* Problem requirements *
Would you restate all the data that follows, word for word?

╭─ Supplied information

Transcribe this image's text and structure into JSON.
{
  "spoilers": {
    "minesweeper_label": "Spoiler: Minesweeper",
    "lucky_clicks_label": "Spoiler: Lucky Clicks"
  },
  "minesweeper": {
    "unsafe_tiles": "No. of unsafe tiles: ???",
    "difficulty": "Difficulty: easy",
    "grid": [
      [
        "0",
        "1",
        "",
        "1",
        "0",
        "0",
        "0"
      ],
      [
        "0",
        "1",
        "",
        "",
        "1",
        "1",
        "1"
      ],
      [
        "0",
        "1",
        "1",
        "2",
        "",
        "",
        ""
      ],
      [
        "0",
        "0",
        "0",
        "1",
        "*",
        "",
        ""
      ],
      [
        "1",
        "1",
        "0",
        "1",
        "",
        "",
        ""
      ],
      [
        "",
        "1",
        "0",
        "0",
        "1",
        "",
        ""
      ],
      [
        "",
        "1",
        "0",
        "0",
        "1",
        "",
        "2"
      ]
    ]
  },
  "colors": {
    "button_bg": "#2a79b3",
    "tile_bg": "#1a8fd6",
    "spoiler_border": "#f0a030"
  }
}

╰─

* Output for this task *
Transcribe this image's text and structure into JSON.
{
  "spoilers": {
    "minesweeper_label": "Spoiler: Minesweeper",
    "lucky_clicks_label": "Spoiler: Lucky Clicks"
  },
  "minesweeper": {
    "unsafe_tiles": "No. of unsafe tiles: ???",
    "difficulty": "Difficulty: easy",
    "grid": [
      [
        "0",
        "1",
        "",
        "1",
        "0",
        "0",
        "0"
      ],
      [
        "0",
        "1",
        "",
        "",
        "1",
        "1",
        "1"
      ],
      [
        "0",
        "1",
        "1",
        "2",
        "",
        "",
        ""
      ],
      [
        "0",
        "0",
        "0",
        "1",
        "*",
        "",
        ""
      ],
      [
        "1",
        "1",
        "0",
        "1",
        "",
        "",
        ""
      ],
      [
        "",
        "1",
        "0",
        "0",
        "1",
        "",
        ""
      ],
      [
        "",
        "1",
        "0",
        "0",
        "1",
        "",
        "2"
      ]
    ]
  },
  "colors": {
    "button_bg": "#2a79b3",
    "tile_bg": "#1a8fd6",
    "spoiler_border": "#f0a030"
  }
}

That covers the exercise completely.